### Short problem
Read through the records below and copy each line that uses the word "text".

### Information shown
•••••

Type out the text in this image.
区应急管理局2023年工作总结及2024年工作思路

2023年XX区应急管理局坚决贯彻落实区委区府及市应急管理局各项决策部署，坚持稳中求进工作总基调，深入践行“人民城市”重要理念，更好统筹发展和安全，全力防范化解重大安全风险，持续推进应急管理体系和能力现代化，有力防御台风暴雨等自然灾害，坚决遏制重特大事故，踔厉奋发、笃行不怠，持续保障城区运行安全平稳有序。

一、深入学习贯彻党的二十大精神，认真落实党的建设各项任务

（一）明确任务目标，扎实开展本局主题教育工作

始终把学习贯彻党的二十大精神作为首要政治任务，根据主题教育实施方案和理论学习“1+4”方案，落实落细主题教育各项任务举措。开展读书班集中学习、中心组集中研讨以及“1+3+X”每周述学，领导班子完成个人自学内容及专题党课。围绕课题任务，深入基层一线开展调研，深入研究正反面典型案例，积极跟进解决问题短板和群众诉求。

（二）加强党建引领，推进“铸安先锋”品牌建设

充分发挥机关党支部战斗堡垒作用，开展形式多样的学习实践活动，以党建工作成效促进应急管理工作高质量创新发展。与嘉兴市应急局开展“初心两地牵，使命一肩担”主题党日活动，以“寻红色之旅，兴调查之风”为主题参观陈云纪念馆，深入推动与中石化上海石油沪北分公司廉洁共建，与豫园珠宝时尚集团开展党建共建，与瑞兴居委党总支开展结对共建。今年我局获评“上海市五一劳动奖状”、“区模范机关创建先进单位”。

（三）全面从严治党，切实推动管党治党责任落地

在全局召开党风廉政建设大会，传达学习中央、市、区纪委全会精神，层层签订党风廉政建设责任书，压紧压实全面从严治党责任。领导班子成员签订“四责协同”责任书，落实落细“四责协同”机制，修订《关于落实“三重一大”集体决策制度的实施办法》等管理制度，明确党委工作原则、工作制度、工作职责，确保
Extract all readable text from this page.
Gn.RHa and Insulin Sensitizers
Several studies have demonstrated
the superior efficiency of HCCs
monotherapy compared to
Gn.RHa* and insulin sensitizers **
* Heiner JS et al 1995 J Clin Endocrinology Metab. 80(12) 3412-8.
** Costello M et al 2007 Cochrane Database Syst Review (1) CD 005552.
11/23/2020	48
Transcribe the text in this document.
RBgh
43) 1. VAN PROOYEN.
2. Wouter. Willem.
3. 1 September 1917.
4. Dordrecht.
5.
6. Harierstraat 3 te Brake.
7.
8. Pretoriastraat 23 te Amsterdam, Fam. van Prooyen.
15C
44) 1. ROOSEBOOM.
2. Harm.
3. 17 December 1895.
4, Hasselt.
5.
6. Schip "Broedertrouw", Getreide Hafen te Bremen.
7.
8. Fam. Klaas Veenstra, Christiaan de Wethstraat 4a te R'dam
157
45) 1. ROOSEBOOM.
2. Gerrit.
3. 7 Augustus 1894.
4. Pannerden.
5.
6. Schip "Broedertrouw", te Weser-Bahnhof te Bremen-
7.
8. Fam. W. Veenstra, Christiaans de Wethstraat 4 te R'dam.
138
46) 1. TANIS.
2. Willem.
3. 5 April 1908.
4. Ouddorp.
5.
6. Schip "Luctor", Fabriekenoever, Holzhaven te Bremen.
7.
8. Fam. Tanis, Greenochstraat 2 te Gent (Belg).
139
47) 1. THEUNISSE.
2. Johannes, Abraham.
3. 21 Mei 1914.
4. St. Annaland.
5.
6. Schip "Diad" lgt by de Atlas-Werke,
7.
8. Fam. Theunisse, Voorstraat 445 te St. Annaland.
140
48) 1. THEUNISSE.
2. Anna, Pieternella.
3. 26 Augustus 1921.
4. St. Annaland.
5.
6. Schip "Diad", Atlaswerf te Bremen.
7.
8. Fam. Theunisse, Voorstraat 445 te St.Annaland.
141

•••••

### Solution for this task
Type out the text in this image.
Extract all readable text from this page.
Transcribe the text in this document.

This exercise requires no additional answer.